[INSTRUCTIONS TO FOLLOW]: Find the number of lines in these records where the word "Crusoe" appears. Reply with that number and nothing more.

[Dataset items]
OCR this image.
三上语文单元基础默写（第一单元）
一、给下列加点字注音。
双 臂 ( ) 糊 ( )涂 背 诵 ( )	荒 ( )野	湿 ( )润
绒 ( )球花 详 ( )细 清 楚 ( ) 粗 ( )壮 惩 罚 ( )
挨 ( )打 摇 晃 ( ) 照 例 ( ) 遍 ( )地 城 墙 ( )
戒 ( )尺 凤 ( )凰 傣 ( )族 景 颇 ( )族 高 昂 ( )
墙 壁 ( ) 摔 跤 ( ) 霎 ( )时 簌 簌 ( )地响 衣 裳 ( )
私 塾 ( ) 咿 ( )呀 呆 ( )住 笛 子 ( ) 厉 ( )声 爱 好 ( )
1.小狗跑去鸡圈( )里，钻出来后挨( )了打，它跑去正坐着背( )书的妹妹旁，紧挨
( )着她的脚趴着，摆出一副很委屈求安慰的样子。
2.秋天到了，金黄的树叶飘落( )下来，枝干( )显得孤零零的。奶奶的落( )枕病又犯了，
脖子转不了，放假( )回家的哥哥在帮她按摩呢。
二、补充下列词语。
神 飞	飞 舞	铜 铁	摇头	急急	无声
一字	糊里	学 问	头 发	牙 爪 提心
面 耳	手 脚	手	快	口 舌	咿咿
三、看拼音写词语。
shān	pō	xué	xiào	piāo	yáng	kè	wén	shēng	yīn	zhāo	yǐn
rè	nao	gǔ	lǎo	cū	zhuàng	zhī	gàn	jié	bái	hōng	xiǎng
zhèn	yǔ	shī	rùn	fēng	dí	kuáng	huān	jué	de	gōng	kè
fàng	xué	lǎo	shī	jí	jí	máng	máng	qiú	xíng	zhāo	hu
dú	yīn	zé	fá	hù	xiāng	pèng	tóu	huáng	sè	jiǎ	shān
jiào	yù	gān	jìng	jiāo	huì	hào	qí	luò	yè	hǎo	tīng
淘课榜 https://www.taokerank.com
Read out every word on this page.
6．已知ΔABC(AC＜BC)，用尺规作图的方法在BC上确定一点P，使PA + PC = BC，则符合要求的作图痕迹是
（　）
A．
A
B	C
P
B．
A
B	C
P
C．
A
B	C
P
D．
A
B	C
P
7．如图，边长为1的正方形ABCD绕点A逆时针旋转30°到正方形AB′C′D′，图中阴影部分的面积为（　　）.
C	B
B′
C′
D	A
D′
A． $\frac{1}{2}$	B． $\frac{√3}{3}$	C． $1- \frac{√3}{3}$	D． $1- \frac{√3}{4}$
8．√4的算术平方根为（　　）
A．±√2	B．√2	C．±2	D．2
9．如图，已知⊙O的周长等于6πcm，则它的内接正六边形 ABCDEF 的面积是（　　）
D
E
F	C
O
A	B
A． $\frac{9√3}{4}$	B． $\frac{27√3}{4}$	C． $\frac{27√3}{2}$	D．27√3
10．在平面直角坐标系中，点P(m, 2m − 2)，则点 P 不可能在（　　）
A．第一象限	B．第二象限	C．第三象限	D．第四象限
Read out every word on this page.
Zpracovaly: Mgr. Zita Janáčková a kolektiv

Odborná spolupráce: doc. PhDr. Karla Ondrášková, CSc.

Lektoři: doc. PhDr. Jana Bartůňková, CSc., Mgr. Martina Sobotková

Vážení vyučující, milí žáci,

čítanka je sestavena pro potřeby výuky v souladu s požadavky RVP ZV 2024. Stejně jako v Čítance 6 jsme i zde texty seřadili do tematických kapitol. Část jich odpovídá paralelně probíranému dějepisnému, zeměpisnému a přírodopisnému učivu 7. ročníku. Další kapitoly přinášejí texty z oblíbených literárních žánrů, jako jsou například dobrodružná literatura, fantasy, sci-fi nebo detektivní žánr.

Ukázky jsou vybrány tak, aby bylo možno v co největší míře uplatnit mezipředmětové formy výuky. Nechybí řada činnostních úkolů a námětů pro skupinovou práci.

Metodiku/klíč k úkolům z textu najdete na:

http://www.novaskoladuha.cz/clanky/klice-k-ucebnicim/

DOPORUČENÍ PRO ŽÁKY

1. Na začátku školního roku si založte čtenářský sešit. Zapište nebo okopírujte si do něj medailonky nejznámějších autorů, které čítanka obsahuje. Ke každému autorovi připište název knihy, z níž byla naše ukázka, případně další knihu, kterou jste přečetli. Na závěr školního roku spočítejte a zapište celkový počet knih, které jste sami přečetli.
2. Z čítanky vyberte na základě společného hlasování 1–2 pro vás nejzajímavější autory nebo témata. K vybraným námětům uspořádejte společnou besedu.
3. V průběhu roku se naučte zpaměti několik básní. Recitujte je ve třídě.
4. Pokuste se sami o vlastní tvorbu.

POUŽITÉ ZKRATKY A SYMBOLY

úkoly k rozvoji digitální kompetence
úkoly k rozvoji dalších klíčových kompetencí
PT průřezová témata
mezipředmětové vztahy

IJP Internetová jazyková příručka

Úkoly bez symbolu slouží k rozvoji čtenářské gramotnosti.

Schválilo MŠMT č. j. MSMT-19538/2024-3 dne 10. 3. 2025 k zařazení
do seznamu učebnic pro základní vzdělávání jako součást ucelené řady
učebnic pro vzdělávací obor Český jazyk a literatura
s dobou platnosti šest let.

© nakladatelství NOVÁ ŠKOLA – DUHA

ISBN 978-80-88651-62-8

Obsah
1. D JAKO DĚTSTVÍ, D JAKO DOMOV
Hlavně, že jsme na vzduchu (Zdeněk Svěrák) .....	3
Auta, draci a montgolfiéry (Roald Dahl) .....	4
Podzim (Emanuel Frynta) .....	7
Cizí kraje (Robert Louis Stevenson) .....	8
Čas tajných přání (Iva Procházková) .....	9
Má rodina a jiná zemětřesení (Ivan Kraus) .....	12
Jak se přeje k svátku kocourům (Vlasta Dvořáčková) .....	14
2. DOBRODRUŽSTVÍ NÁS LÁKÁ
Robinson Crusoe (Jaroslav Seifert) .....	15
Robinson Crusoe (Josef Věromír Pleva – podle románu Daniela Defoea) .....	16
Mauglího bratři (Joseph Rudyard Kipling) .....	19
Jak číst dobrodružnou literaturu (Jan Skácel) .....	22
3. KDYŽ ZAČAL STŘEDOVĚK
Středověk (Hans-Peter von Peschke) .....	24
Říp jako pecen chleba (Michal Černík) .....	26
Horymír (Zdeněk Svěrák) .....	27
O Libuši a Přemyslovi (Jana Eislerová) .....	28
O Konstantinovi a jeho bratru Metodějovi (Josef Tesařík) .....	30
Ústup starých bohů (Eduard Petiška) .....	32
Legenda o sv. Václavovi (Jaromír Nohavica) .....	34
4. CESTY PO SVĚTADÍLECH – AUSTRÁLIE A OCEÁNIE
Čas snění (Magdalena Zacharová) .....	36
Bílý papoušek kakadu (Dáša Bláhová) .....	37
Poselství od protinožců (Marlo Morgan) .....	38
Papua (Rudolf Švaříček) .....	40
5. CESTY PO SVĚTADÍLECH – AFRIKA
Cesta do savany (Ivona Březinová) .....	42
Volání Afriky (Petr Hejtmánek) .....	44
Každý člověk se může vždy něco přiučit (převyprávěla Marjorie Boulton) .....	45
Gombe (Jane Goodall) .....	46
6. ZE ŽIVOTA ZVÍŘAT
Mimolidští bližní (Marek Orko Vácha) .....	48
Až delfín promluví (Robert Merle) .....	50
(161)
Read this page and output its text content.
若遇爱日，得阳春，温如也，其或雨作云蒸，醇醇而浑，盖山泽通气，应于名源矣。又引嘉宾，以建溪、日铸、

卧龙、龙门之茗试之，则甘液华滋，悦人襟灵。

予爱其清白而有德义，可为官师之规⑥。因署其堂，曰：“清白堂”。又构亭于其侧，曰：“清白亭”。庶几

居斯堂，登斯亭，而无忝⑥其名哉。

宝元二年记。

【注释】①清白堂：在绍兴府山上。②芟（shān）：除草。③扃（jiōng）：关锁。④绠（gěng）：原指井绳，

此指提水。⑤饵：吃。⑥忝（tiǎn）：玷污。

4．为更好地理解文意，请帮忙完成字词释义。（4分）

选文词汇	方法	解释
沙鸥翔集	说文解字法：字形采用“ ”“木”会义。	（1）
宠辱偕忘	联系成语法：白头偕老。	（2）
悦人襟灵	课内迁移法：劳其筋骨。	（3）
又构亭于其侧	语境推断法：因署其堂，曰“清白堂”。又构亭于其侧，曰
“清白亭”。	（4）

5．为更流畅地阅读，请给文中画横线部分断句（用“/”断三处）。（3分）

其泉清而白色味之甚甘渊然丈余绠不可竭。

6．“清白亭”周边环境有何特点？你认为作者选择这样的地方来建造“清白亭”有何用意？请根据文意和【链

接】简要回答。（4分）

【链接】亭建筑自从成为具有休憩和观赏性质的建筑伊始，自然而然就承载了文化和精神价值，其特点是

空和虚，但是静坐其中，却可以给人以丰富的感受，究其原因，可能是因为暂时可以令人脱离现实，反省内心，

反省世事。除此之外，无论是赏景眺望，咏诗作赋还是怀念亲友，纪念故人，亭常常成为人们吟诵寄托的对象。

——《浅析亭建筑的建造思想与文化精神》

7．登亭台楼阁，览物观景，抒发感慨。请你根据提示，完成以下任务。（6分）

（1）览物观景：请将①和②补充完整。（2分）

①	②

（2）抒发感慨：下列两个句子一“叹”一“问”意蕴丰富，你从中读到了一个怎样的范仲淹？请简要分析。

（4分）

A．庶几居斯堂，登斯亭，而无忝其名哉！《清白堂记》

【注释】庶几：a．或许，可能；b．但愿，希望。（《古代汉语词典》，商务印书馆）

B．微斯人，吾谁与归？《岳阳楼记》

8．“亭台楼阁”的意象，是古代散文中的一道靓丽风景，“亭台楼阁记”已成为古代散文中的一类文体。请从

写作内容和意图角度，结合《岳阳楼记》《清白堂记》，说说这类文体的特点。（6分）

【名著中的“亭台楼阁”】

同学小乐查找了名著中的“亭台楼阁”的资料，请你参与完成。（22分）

[FULL OUTPUT]: 2